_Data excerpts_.
****************

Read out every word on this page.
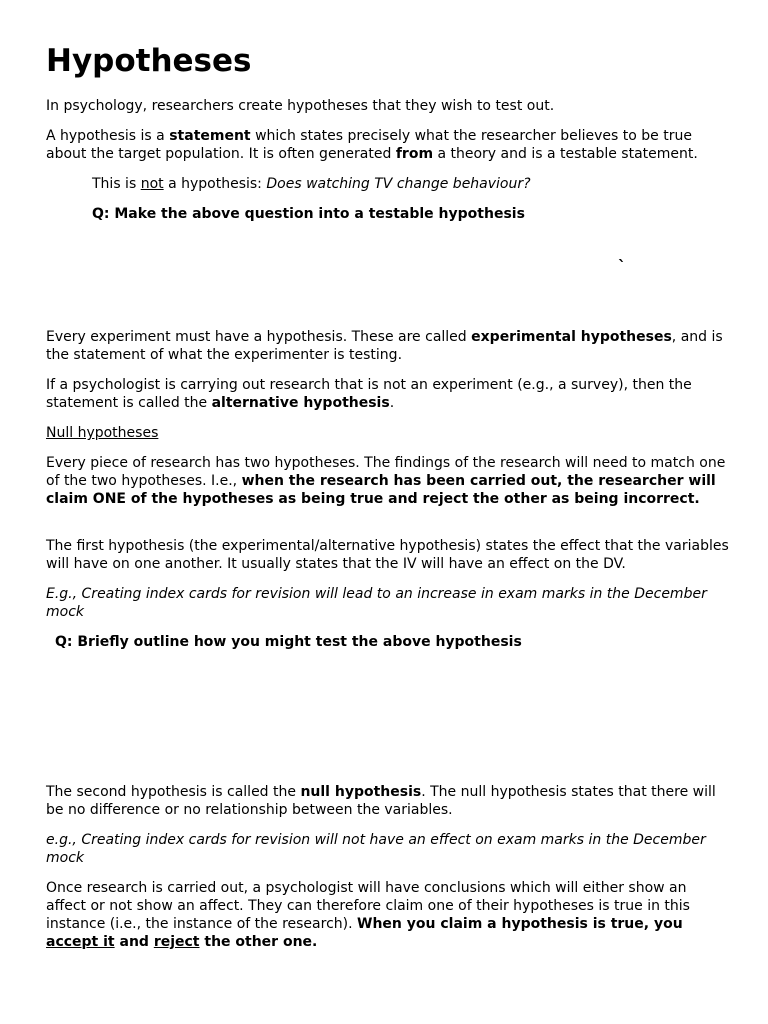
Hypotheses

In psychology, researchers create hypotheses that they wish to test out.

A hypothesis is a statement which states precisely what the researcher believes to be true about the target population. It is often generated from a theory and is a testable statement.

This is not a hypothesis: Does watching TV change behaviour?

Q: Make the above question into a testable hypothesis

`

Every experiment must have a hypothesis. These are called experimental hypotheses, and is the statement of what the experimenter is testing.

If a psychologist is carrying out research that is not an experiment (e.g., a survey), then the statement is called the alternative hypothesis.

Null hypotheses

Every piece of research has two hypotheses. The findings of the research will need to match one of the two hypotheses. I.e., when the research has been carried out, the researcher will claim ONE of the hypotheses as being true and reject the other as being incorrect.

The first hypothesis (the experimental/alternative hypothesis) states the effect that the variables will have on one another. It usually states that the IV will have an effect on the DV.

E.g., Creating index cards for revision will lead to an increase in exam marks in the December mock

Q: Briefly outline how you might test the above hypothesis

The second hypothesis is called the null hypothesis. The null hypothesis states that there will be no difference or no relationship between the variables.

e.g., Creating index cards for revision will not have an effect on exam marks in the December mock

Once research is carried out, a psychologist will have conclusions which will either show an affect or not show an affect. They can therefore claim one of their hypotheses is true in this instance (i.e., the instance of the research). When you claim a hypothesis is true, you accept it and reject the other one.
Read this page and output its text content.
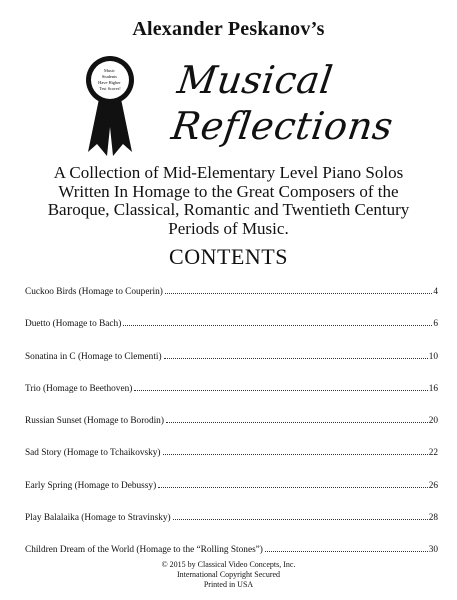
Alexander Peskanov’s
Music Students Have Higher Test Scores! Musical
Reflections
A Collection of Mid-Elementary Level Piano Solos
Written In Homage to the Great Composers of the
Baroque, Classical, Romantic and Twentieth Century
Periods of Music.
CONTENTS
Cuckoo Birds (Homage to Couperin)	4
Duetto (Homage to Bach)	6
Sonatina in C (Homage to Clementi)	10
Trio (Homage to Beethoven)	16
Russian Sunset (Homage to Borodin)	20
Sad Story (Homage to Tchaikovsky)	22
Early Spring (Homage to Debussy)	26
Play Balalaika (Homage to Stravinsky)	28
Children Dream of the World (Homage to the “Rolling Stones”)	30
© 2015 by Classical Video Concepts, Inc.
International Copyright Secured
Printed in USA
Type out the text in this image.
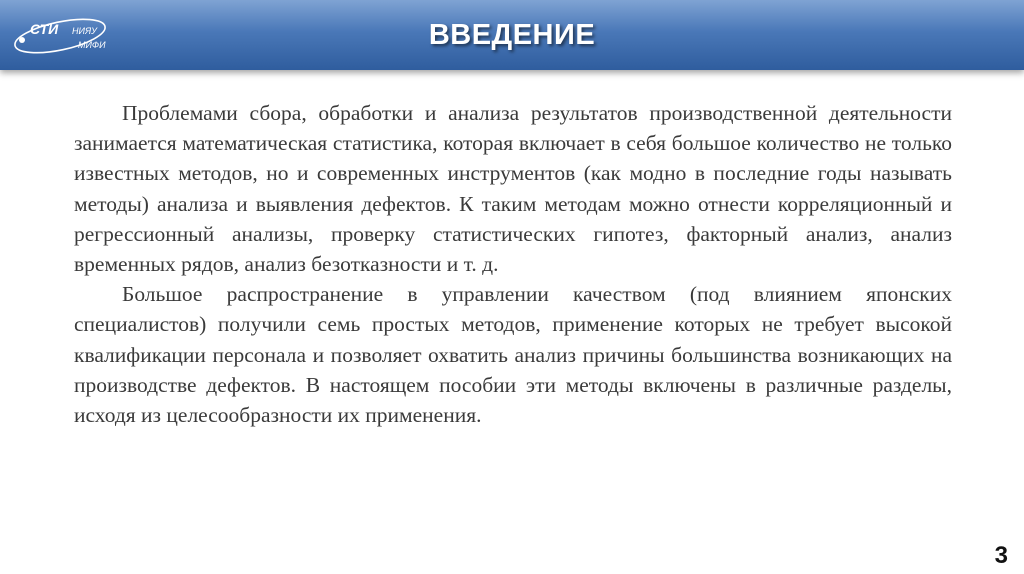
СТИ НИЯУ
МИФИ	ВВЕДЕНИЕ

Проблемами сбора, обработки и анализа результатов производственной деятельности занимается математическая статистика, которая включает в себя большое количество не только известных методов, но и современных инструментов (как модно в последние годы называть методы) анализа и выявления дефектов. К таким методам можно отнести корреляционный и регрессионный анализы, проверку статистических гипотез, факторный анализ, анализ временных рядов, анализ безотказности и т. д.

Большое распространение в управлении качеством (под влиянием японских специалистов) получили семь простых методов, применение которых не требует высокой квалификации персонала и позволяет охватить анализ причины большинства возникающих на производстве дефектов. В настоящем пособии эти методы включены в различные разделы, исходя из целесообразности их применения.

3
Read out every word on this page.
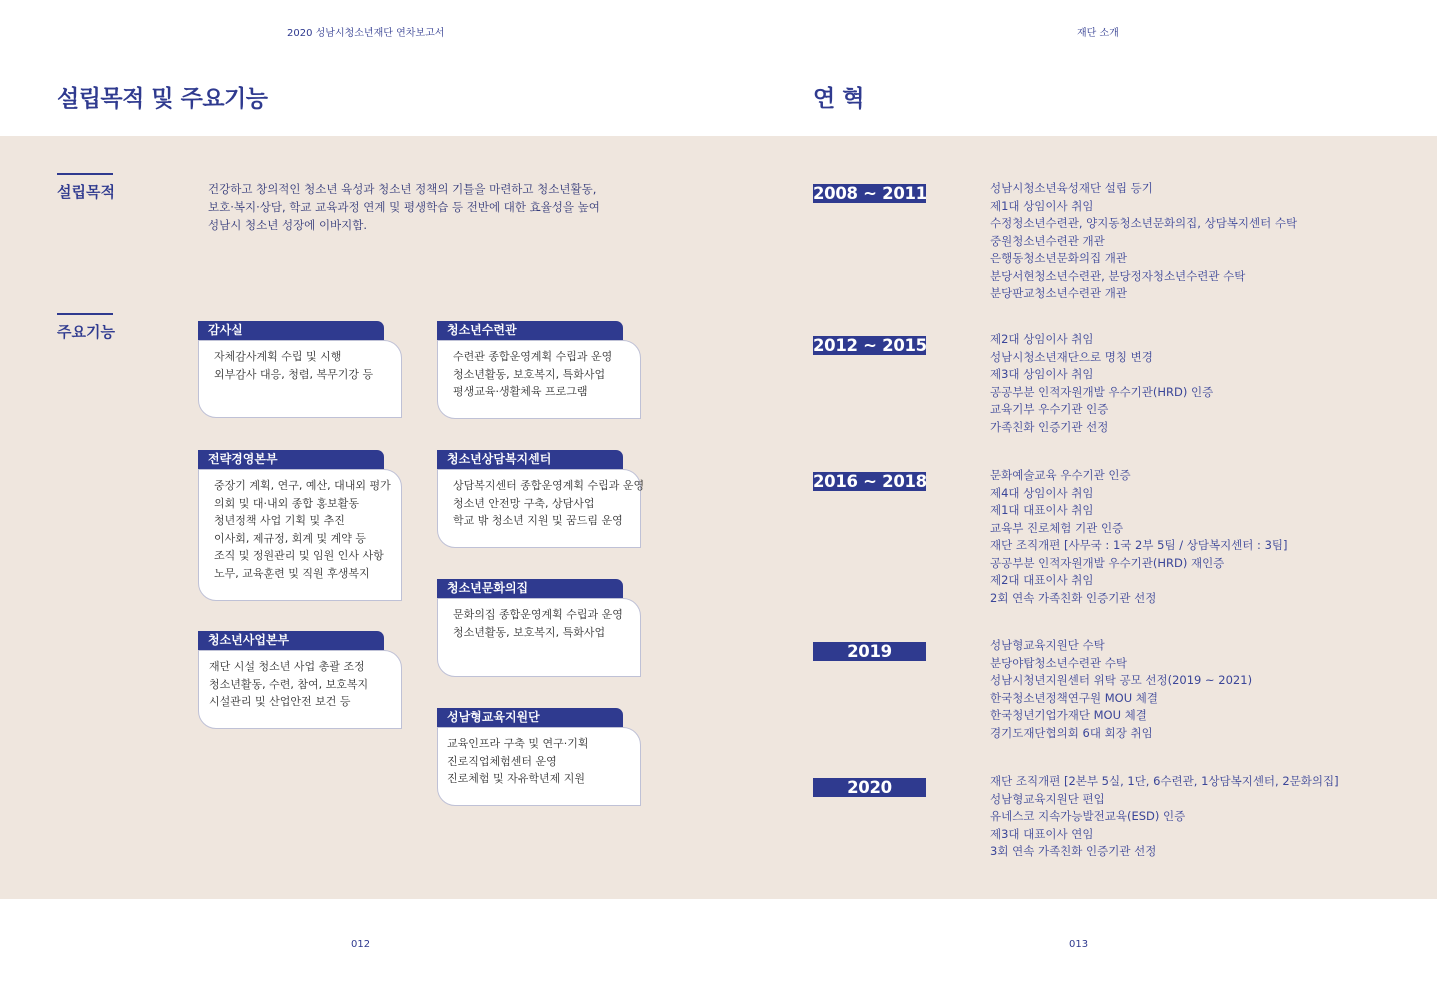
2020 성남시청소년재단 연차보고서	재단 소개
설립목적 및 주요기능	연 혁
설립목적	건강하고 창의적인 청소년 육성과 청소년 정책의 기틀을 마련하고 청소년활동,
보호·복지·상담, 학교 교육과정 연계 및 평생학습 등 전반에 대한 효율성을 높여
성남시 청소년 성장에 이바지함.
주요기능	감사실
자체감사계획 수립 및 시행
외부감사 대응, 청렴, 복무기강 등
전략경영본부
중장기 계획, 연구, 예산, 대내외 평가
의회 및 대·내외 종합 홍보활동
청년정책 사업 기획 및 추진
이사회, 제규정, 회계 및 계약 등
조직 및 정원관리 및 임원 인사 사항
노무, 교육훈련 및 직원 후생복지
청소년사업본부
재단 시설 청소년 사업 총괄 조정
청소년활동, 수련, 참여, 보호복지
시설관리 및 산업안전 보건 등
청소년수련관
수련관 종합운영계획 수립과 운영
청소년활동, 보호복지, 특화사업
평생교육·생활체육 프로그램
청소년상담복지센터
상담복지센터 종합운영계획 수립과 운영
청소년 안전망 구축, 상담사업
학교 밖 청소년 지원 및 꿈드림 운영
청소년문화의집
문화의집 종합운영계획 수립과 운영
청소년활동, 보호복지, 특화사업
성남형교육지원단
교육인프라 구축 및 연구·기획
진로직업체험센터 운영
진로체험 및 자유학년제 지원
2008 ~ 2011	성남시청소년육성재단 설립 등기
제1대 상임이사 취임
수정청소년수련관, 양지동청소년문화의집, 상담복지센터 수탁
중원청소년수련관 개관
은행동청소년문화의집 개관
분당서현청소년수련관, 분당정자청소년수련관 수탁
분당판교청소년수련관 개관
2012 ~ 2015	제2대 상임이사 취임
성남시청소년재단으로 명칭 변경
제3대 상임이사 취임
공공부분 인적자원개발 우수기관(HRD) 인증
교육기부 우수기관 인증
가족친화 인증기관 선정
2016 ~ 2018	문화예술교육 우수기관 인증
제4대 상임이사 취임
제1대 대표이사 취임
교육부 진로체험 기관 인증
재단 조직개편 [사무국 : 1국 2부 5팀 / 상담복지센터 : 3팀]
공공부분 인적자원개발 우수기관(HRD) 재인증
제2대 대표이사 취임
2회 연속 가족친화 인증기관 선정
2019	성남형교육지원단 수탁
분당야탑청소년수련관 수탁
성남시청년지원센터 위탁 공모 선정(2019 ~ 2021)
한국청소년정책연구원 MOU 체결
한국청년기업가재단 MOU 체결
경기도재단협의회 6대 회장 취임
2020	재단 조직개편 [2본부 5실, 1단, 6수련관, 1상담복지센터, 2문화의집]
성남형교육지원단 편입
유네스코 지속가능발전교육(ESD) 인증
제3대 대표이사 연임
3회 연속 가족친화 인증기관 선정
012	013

****************

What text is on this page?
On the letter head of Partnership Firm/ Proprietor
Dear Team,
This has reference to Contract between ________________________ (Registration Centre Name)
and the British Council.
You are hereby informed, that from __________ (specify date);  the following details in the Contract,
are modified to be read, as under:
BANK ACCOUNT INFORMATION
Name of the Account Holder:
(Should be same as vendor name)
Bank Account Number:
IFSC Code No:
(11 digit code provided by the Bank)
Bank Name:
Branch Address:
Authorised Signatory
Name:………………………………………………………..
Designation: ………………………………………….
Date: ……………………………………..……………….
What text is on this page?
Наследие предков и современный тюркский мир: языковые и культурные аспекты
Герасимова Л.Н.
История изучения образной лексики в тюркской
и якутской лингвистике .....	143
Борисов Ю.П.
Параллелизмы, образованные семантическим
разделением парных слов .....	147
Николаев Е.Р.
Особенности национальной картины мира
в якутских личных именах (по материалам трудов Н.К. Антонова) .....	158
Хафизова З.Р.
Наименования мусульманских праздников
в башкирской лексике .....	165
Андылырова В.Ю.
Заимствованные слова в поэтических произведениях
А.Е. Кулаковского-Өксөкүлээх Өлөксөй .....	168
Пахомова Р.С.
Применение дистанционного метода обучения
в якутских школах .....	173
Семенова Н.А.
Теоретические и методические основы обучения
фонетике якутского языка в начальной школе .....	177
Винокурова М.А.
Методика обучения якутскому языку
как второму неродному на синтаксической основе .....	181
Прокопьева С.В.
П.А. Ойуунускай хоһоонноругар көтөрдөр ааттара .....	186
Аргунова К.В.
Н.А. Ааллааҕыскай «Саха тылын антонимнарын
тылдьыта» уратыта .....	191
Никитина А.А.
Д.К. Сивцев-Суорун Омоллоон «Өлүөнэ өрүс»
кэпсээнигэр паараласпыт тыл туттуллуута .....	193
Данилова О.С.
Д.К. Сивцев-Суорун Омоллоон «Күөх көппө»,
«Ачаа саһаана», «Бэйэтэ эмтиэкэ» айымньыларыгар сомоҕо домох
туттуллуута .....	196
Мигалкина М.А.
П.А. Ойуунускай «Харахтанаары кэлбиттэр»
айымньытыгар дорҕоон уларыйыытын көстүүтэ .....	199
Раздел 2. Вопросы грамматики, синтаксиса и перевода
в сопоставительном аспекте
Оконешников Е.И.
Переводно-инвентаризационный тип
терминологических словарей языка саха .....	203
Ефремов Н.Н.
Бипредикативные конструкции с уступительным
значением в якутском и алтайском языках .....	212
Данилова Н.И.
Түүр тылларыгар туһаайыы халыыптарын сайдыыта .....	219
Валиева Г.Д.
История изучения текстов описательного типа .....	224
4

****************

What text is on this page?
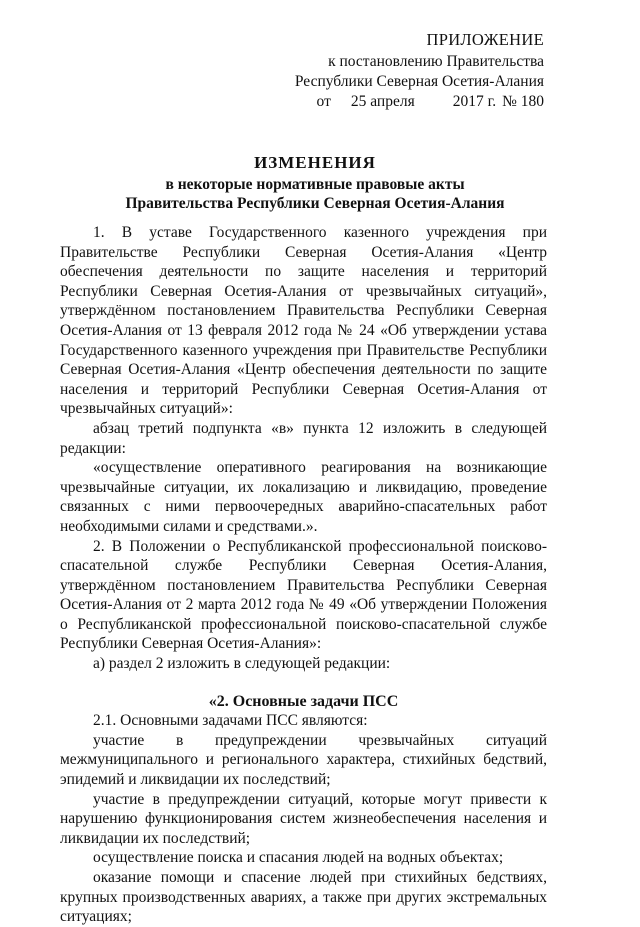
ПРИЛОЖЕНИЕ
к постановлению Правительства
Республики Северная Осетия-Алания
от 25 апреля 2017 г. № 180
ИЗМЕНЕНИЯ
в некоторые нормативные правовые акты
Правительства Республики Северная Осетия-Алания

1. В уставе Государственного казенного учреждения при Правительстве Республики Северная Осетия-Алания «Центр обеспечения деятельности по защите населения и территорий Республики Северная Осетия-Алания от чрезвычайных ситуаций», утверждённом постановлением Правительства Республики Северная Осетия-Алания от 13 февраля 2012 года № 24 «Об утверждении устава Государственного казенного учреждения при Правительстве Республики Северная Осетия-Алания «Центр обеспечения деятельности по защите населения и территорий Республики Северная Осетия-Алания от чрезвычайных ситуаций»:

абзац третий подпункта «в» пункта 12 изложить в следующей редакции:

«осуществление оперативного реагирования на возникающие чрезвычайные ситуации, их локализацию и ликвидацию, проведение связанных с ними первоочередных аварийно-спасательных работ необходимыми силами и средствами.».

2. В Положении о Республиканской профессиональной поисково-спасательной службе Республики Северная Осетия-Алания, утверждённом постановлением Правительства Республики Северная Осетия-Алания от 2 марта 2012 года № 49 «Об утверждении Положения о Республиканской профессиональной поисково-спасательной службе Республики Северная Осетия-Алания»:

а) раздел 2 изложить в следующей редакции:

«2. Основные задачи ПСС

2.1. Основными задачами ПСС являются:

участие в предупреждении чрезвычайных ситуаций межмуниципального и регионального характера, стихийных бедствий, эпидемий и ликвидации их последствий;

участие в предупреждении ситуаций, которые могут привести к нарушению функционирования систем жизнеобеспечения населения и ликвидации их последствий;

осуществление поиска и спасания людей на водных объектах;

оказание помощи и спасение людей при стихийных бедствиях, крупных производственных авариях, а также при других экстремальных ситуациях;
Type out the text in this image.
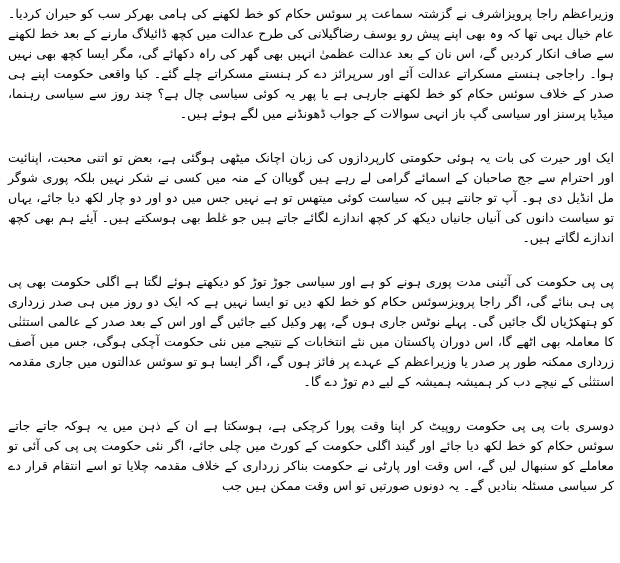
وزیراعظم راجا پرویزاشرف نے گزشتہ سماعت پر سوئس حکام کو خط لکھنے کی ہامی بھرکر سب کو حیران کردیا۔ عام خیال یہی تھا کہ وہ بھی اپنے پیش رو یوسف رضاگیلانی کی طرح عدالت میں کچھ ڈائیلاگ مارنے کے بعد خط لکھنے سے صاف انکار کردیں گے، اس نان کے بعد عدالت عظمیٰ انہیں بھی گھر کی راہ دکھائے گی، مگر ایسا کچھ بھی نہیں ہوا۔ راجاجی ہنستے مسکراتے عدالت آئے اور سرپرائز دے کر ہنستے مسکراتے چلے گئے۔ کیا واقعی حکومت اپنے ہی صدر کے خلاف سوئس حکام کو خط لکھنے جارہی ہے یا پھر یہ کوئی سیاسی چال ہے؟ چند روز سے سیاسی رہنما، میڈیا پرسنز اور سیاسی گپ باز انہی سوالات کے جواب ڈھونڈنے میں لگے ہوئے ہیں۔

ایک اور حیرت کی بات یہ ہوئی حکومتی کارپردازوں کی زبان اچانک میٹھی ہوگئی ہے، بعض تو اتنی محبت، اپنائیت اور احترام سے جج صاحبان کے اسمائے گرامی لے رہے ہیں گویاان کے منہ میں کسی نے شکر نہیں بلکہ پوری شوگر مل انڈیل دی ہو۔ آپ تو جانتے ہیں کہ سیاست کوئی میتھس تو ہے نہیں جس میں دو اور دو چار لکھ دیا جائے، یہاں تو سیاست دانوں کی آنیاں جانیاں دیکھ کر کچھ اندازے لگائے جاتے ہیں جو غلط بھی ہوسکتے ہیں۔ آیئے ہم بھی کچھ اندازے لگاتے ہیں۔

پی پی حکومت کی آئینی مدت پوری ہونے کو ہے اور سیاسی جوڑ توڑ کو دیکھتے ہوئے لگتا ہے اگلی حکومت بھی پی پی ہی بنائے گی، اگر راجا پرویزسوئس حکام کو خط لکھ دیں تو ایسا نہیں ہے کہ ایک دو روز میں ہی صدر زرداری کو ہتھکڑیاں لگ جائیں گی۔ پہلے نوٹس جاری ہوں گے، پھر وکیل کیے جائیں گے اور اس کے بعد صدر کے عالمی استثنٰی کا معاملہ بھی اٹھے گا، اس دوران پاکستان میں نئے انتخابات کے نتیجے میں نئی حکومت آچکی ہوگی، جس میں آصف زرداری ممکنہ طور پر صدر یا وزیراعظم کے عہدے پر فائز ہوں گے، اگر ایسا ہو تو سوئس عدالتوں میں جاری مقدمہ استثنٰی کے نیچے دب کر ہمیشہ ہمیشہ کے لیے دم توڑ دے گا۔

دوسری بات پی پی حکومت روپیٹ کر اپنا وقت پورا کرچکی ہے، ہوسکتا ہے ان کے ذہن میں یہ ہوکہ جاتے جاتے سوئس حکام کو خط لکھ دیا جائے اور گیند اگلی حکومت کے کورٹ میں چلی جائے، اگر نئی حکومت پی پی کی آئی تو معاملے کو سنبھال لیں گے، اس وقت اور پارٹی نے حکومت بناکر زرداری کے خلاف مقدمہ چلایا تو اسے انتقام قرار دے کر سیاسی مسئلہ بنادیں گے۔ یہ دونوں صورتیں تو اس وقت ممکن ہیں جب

****************

_GOAL_.
Find every line in the records that contains the word "exam"; copy those lines.

_RESULT FOR THIS TASK_.
E.g., Creating index cards for revision will lead to an increase in exam marks in the December mock
e.g., Creating index cards for revision will not have an effect on exam marks in the December mock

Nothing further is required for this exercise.